— Start —

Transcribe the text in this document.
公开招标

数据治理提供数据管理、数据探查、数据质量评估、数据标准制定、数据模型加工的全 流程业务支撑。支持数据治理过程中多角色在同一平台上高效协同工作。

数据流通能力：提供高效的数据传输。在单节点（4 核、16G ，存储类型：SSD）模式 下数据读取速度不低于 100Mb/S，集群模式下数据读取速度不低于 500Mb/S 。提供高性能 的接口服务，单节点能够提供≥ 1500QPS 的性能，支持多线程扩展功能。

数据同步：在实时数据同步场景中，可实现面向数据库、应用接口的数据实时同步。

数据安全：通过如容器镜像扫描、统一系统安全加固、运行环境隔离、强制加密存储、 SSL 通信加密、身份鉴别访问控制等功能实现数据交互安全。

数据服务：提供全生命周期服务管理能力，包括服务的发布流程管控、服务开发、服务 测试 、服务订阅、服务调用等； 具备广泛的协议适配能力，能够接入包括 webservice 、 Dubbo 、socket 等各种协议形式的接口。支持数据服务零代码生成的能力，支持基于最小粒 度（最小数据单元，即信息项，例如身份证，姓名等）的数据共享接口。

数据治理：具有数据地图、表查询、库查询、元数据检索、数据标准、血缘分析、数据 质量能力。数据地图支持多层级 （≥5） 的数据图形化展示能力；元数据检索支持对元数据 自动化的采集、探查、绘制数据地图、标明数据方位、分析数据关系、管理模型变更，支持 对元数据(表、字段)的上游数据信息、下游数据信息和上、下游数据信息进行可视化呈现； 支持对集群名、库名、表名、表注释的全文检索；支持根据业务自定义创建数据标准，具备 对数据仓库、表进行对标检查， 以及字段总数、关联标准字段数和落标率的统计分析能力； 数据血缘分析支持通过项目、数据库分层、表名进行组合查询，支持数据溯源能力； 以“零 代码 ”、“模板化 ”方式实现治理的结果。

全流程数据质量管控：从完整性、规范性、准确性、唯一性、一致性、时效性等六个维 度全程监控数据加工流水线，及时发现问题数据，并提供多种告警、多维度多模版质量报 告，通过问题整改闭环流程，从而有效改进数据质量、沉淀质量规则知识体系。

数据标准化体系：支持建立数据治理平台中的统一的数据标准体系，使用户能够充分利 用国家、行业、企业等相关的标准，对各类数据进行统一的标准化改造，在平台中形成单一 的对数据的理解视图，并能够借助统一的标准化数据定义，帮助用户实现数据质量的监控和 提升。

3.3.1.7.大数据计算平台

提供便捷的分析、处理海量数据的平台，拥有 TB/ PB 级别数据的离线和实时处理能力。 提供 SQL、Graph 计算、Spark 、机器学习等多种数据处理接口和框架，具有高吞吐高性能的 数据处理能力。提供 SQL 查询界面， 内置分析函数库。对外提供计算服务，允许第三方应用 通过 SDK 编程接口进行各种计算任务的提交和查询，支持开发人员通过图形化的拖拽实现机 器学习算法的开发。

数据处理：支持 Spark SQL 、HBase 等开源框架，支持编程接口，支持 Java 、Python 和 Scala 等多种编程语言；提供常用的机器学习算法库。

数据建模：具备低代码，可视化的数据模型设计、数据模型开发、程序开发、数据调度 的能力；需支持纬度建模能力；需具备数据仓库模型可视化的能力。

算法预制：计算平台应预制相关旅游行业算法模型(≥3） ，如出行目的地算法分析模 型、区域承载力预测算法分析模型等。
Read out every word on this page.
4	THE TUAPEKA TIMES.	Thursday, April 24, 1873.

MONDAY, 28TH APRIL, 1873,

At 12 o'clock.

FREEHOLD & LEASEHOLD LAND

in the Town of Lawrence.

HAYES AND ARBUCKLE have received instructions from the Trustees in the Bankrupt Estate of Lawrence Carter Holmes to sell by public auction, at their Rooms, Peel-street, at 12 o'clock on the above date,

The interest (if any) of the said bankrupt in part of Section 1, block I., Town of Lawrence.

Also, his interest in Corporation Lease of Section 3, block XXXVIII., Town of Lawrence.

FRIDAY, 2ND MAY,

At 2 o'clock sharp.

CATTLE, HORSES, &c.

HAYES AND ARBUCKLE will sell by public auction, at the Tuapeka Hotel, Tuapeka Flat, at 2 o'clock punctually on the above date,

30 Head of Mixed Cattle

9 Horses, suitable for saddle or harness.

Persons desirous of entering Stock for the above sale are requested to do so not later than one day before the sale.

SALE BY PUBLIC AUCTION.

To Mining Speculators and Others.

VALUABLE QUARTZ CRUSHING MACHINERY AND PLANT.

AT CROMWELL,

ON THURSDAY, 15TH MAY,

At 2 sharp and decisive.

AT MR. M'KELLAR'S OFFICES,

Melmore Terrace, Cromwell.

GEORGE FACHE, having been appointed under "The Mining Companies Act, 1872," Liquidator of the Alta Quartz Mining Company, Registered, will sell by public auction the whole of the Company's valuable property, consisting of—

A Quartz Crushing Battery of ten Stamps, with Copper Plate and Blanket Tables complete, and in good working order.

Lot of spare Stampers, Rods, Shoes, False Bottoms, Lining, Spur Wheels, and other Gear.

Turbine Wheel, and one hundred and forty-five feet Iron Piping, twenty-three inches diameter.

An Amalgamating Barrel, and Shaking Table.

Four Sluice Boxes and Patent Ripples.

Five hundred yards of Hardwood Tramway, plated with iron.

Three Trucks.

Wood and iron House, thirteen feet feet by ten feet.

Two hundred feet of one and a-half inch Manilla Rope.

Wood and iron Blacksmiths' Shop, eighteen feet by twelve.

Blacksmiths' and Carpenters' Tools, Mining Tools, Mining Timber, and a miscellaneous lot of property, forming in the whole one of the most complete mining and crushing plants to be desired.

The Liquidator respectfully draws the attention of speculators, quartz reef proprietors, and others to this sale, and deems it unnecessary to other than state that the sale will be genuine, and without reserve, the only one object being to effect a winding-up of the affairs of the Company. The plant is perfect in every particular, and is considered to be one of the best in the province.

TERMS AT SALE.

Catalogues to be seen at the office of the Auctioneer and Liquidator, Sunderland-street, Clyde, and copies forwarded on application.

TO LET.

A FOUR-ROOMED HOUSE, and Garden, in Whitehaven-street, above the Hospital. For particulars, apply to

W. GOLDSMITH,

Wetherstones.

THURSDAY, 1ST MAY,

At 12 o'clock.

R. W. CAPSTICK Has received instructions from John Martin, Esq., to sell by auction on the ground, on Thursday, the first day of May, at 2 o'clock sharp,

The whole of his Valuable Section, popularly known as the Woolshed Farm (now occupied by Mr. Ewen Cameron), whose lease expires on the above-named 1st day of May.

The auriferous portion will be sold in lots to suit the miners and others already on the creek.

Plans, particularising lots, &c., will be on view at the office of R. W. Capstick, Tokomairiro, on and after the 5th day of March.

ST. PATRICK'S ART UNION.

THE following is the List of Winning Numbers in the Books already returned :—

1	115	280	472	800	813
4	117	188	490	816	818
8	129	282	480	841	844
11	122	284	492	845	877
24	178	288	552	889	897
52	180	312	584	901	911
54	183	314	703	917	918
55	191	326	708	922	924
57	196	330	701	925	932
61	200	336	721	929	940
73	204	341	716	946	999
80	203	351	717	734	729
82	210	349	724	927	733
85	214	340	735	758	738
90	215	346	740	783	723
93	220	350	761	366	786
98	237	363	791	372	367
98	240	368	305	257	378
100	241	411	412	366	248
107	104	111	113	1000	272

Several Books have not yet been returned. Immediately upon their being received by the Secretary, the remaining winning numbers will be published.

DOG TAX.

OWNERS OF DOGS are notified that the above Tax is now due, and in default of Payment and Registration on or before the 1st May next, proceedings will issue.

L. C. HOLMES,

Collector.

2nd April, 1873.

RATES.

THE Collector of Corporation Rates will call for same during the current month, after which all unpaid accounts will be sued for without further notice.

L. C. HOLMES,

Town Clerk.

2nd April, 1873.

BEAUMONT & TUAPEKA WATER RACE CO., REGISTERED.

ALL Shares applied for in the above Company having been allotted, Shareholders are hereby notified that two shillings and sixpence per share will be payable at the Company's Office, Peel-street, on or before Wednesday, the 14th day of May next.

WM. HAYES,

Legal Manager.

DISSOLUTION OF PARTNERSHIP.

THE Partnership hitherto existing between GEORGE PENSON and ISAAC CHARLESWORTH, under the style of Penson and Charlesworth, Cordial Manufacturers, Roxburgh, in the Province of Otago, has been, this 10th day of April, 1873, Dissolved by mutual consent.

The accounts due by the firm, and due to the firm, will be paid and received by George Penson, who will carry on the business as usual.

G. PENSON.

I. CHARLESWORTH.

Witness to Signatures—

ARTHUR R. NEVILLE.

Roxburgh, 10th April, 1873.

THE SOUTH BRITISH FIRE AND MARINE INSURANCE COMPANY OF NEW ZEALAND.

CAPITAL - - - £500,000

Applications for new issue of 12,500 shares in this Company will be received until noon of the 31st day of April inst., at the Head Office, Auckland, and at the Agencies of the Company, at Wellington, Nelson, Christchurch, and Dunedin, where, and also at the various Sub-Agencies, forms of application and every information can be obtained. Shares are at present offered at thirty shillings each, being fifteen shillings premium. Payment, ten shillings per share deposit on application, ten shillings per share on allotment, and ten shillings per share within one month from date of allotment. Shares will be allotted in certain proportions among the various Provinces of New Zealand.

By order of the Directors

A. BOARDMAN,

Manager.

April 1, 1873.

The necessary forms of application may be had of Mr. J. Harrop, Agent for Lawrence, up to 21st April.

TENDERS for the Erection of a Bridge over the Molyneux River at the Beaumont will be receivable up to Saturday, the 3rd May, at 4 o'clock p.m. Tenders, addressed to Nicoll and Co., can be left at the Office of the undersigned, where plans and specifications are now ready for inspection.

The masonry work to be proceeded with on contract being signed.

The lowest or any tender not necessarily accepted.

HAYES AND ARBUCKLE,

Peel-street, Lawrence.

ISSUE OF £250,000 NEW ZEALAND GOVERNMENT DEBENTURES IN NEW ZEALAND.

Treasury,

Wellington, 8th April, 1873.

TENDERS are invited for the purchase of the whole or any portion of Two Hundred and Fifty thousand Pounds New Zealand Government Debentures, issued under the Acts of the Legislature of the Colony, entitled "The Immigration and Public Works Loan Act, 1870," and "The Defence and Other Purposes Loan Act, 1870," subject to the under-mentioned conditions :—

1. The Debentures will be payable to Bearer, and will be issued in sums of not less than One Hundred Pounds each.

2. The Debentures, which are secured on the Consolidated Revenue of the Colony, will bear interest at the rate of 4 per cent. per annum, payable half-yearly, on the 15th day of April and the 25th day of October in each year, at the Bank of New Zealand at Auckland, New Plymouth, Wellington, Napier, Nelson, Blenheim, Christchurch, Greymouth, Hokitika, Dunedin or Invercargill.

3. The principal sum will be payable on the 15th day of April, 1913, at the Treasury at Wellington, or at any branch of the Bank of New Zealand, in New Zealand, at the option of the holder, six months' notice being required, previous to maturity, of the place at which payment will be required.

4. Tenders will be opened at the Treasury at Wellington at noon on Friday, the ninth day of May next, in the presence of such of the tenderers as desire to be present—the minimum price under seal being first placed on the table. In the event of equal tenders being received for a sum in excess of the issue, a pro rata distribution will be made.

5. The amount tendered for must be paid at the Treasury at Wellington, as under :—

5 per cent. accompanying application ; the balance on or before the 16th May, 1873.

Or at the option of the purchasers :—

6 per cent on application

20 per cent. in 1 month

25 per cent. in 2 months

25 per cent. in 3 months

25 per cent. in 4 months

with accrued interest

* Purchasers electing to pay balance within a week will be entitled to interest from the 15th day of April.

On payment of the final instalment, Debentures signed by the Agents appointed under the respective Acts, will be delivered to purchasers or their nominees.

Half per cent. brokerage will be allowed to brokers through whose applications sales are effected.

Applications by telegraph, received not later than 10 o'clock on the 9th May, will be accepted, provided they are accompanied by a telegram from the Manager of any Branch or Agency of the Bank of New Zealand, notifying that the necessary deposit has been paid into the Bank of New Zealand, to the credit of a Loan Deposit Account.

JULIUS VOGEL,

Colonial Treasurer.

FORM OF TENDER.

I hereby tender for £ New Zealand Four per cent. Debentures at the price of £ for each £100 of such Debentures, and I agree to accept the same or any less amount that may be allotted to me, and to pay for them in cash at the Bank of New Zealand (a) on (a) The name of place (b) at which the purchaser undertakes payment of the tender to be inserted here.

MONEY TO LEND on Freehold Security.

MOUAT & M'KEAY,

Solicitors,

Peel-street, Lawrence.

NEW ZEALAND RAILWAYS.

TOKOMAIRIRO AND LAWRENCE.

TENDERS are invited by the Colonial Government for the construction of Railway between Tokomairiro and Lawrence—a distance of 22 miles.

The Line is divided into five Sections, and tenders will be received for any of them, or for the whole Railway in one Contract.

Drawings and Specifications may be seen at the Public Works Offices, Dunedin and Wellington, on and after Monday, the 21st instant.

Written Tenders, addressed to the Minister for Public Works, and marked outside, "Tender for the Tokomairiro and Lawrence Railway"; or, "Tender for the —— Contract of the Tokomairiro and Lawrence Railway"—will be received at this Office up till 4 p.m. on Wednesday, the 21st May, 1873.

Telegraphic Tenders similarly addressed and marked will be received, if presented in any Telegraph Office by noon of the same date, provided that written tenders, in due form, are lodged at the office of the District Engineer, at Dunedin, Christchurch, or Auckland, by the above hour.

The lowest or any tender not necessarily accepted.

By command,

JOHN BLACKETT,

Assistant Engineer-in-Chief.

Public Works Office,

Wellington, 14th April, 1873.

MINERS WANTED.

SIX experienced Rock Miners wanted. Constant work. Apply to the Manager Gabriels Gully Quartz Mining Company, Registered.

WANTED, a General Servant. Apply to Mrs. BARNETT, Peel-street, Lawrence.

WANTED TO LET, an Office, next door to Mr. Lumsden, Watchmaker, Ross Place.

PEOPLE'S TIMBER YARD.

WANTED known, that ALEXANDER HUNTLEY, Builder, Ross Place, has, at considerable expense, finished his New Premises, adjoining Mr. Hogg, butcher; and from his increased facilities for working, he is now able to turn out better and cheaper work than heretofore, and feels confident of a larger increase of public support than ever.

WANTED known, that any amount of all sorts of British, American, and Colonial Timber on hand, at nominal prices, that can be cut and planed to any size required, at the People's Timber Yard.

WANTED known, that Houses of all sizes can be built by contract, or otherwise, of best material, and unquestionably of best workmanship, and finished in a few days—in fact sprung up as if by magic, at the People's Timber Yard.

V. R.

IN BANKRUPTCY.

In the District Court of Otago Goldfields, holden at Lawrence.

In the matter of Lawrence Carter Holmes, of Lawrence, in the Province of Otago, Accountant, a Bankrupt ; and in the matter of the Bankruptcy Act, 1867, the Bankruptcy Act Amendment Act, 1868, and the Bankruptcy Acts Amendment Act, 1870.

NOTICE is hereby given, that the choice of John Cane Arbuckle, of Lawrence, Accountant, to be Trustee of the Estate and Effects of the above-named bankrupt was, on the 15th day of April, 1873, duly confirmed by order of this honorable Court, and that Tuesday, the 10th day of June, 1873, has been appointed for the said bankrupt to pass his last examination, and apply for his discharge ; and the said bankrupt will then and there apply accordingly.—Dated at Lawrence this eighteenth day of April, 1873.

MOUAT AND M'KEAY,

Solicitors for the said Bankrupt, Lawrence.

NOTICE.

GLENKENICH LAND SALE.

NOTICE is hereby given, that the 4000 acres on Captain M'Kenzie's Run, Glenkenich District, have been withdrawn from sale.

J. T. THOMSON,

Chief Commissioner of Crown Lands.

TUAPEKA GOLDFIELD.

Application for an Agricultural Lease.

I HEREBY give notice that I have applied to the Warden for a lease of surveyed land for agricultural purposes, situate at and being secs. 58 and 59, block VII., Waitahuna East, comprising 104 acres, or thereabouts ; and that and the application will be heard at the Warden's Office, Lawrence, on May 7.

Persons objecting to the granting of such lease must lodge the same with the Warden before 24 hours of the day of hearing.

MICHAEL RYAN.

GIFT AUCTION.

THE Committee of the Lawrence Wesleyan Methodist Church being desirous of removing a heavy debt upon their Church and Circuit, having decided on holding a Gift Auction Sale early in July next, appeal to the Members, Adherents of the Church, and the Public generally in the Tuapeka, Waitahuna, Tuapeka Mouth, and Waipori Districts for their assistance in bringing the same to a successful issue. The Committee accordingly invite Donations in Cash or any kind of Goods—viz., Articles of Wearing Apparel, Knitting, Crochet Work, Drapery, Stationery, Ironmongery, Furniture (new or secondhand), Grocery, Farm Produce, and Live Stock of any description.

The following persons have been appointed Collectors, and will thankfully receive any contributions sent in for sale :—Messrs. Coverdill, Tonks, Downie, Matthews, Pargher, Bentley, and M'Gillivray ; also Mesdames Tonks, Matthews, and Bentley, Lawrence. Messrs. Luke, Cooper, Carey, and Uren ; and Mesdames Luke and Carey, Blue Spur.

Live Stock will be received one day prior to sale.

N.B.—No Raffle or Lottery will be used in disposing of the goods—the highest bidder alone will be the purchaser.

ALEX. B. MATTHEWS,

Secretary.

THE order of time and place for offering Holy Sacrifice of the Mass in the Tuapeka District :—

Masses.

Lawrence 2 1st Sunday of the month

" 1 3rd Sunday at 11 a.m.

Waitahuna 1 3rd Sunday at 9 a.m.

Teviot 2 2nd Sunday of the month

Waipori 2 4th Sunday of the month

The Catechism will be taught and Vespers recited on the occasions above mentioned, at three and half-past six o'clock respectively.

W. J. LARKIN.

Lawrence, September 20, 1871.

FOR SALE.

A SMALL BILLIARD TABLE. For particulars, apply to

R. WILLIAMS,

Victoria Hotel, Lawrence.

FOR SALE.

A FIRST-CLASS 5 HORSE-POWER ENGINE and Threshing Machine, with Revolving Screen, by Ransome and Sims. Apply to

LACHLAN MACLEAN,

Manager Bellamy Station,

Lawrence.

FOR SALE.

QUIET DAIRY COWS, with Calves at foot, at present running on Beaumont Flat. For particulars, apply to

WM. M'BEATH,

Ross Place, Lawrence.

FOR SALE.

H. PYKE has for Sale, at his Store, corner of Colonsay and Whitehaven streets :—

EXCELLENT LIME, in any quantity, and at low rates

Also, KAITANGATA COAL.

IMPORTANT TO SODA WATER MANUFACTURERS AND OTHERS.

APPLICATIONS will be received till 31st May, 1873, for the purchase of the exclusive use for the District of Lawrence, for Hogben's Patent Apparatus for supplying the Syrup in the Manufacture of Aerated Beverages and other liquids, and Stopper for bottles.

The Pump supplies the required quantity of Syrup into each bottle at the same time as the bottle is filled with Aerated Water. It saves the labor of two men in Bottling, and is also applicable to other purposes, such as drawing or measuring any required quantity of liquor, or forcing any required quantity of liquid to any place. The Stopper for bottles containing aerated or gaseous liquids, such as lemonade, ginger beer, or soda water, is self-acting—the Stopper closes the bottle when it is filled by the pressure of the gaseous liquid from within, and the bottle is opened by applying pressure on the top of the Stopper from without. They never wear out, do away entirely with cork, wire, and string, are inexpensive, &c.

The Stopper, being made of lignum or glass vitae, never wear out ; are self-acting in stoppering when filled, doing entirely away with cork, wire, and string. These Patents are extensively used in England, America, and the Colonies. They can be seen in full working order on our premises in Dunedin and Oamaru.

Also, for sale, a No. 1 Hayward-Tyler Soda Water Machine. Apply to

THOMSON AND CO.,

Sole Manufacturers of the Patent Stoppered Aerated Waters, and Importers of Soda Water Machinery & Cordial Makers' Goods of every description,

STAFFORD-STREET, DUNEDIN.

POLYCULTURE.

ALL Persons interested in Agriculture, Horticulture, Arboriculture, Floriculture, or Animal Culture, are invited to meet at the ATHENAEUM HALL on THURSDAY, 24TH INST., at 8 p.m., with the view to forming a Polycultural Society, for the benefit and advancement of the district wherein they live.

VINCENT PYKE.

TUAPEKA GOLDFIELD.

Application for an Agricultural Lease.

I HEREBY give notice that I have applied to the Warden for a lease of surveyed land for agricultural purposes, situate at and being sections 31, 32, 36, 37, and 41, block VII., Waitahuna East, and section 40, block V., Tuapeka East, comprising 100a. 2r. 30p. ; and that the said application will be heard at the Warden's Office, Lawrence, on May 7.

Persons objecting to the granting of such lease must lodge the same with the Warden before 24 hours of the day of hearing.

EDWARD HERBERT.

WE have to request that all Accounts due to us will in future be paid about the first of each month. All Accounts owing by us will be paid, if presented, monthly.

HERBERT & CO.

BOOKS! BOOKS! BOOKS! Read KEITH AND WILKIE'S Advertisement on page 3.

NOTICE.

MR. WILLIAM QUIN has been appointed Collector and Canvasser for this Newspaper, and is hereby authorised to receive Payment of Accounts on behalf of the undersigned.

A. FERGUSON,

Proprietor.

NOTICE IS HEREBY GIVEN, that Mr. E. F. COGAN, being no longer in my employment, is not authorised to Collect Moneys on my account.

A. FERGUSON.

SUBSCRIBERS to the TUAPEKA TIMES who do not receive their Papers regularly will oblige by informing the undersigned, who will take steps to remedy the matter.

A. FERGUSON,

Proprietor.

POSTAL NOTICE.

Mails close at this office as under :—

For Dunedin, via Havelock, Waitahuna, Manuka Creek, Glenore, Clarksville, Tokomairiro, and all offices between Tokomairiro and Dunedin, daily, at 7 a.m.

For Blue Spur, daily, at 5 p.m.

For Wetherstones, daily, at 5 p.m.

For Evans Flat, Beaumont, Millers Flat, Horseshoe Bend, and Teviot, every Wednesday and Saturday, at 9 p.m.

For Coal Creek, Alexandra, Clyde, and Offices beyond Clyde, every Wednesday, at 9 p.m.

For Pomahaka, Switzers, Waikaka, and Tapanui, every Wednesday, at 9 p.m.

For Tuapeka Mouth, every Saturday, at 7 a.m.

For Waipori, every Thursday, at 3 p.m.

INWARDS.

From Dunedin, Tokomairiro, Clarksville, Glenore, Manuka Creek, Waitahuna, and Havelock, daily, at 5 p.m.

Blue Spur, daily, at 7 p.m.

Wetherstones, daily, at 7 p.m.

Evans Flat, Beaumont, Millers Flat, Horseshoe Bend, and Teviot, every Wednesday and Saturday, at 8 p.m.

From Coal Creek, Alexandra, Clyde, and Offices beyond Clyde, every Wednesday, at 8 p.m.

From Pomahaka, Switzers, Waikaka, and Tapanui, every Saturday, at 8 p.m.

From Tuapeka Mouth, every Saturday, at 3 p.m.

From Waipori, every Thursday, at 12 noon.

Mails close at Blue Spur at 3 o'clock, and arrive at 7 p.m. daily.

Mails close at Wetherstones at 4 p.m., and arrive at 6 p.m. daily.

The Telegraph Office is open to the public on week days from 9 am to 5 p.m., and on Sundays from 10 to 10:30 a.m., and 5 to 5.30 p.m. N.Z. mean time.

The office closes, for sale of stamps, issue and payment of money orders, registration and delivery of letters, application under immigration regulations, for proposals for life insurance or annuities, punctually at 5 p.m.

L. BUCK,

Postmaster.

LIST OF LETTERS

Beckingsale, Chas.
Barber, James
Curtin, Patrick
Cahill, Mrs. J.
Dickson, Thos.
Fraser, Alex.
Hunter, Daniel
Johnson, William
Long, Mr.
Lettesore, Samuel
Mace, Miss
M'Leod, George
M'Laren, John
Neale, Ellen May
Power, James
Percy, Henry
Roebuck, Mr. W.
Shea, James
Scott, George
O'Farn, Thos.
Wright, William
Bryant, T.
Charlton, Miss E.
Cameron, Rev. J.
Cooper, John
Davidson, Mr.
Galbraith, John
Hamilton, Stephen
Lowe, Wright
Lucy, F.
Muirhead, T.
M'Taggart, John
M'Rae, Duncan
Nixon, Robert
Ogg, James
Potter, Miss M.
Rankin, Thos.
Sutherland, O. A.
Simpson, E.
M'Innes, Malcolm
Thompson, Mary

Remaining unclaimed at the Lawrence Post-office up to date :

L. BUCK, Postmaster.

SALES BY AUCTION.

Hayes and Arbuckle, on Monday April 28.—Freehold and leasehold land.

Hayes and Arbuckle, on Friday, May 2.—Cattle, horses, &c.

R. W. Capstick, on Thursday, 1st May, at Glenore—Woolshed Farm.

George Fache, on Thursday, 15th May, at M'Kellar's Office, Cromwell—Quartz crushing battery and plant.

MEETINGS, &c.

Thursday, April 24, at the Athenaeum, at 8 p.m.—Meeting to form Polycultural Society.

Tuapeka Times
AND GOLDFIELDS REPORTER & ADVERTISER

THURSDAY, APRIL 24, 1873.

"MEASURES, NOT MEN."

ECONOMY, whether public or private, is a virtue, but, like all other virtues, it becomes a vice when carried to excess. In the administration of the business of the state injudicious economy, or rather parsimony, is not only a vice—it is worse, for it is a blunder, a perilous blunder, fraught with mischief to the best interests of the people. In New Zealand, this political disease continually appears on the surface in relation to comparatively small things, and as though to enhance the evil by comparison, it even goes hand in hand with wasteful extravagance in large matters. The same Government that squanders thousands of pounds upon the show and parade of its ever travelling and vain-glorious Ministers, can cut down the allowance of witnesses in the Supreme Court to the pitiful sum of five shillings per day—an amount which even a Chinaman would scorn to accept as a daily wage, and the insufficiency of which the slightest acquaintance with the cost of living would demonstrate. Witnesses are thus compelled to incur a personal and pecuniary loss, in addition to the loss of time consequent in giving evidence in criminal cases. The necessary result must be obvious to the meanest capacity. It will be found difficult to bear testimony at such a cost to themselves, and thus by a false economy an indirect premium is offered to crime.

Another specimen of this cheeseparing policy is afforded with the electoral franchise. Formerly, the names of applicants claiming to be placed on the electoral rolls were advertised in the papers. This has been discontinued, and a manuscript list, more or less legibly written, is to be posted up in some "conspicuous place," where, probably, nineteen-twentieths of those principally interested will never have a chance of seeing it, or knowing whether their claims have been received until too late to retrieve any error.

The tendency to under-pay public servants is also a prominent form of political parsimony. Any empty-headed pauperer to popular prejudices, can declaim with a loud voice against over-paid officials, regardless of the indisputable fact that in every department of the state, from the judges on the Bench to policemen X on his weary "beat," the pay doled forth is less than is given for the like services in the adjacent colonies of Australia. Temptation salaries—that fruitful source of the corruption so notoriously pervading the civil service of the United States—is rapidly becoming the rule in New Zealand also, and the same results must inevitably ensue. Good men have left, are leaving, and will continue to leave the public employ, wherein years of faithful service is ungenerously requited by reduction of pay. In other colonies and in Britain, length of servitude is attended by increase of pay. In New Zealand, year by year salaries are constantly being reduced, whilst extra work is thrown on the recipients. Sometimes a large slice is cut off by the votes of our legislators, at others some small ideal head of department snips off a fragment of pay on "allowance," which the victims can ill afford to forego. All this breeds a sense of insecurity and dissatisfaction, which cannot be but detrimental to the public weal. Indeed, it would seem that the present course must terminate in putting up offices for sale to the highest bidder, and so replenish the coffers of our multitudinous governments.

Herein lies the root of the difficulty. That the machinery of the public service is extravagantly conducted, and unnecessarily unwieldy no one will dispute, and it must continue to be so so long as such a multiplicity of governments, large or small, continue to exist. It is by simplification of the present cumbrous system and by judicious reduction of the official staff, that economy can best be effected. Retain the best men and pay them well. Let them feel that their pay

— End —

## Work to complete
Note how many lines in the material hold the word "Woolshed", and give that number with nothing added.

## Solved exercise
2